Where a line contains the word "sans", copy that line in full.

** START MATERIAL PROVIDED **

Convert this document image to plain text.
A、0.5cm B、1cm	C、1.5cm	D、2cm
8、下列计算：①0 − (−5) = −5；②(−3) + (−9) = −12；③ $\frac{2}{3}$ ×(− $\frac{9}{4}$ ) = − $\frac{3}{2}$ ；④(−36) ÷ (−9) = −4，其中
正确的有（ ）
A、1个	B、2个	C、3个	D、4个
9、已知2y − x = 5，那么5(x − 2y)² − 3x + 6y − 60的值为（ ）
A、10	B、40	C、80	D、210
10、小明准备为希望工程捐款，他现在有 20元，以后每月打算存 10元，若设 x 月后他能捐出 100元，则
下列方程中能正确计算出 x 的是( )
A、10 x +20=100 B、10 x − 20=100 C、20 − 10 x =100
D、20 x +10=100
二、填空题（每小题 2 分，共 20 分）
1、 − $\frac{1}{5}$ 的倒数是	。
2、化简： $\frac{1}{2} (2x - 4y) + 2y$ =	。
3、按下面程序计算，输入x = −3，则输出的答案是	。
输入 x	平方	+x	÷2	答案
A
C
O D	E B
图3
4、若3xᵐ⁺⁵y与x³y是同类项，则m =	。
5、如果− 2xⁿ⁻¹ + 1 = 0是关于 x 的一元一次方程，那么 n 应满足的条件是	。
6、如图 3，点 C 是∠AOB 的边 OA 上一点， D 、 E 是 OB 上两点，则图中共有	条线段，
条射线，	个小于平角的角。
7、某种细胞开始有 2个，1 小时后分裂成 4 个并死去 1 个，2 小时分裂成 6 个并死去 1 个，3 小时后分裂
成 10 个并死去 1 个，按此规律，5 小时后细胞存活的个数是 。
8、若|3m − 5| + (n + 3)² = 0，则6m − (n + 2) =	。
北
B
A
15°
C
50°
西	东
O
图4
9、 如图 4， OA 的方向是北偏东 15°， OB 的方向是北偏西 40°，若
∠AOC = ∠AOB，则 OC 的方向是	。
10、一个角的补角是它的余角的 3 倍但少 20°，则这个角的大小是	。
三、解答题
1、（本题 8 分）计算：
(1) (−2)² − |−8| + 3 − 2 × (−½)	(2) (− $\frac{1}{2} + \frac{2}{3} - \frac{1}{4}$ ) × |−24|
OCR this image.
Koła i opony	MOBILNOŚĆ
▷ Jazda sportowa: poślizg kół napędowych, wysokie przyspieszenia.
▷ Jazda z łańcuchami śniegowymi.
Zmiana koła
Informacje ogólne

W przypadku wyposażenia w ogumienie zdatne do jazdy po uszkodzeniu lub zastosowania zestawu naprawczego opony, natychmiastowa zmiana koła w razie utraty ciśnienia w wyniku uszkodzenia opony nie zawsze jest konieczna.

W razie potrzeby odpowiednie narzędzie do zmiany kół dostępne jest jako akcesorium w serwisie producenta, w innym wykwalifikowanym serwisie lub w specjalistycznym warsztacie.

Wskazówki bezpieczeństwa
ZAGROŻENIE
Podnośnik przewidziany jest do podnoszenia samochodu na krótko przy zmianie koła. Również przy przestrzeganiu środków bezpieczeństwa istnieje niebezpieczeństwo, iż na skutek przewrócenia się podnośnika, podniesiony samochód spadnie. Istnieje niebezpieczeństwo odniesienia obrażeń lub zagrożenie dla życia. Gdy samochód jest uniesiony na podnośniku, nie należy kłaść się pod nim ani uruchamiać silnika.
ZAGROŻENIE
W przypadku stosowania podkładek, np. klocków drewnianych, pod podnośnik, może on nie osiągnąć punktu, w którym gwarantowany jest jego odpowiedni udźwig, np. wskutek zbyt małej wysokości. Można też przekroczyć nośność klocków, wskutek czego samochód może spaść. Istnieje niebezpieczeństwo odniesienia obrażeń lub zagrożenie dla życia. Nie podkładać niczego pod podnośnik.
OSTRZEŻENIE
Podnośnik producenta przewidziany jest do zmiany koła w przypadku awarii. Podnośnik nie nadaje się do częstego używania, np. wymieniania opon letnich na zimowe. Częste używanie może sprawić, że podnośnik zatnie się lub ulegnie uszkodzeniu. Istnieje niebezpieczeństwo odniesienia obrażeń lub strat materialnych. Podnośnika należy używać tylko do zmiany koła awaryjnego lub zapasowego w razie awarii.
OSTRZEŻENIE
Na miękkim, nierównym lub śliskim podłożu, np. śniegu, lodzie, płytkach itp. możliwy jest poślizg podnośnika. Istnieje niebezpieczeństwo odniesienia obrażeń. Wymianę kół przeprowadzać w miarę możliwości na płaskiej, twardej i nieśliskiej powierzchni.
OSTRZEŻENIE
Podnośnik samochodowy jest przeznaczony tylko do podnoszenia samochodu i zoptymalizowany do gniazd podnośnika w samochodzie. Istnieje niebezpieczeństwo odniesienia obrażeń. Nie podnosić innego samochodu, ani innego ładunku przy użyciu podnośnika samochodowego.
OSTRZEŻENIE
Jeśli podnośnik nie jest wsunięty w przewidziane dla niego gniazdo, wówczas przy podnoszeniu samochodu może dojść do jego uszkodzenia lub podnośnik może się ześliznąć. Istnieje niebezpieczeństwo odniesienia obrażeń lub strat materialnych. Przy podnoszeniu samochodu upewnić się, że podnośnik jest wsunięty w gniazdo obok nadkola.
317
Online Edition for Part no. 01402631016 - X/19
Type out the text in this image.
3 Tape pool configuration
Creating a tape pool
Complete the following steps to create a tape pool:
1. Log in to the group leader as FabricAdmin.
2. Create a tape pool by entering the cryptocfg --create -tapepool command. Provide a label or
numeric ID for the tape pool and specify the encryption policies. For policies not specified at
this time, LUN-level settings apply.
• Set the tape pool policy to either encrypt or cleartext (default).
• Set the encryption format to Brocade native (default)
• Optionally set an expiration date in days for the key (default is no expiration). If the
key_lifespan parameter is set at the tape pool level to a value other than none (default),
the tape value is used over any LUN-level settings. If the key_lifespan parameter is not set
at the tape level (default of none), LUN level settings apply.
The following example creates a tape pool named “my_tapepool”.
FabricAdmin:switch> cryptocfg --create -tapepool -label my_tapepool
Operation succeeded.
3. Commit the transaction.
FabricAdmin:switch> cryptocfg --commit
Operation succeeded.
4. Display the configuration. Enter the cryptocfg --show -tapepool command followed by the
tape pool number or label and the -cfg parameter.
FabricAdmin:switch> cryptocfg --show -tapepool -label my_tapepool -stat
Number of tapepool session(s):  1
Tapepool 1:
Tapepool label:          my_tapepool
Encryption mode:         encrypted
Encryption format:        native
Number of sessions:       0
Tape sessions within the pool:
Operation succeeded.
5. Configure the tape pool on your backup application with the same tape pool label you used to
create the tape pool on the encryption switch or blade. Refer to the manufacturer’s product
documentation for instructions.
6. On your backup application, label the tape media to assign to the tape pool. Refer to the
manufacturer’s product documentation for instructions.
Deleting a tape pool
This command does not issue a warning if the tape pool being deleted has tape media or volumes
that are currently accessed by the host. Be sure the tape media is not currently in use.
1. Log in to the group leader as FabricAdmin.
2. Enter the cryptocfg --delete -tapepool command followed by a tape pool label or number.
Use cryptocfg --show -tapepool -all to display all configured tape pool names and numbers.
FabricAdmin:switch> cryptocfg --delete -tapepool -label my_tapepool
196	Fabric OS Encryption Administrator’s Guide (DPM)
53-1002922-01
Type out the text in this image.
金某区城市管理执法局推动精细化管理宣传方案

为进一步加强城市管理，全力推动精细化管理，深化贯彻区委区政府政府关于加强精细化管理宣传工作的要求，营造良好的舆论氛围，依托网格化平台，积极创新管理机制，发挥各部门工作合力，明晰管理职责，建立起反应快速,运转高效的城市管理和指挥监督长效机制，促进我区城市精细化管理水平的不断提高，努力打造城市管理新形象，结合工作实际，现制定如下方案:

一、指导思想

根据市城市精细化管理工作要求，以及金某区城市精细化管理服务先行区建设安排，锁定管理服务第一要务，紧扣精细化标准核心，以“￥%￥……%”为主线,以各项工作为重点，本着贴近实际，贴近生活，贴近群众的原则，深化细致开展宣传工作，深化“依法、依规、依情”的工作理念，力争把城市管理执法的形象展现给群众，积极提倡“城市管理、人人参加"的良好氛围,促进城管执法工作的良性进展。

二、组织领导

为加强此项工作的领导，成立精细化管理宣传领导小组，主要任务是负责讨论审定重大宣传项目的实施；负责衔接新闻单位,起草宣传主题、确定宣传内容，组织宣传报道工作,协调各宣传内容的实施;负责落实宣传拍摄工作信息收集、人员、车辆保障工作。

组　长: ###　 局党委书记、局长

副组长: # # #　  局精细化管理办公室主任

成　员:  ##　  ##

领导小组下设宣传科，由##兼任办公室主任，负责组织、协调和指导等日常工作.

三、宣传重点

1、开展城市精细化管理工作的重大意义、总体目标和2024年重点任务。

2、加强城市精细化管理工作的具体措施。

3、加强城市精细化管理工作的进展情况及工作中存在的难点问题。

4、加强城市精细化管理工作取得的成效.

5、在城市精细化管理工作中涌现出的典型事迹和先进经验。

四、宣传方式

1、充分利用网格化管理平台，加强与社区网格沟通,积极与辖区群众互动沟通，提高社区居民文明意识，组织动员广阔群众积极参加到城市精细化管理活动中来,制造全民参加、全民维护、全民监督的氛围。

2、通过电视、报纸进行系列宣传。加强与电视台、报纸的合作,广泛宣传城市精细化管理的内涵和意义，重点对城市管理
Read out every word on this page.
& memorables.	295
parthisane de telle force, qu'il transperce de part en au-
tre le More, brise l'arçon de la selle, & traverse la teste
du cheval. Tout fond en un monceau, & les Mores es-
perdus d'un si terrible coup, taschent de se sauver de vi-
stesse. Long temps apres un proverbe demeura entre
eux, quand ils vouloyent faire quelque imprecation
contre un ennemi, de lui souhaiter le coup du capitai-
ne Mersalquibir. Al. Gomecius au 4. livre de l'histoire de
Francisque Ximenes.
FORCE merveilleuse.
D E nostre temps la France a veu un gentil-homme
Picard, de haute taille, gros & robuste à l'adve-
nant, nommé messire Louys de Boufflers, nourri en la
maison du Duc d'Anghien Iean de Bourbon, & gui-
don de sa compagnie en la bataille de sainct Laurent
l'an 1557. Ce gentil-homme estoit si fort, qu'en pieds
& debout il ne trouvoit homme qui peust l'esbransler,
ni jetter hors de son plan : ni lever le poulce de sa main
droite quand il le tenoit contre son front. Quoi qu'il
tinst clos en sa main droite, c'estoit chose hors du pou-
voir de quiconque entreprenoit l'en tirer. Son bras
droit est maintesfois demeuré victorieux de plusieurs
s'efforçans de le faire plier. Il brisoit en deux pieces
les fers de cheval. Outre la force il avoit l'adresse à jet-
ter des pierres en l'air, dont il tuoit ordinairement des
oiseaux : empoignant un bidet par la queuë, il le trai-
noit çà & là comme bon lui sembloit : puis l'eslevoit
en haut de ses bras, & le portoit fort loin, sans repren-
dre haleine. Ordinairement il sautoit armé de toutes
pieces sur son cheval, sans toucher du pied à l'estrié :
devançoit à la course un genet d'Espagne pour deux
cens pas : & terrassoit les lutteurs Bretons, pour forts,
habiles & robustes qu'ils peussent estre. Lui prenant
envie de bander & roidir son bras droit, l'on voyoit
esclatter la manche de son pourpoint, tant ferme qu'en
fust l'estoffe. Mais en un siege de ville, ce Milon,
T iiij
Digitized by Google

** END MATERIAL PROVIDED **

▶ [RESPONSE TO THE TASK]:
en haut de ses bras, & le portoit fort loin, sans repren-
pieces sur son cheval, sans toucher du pied à l'estrié :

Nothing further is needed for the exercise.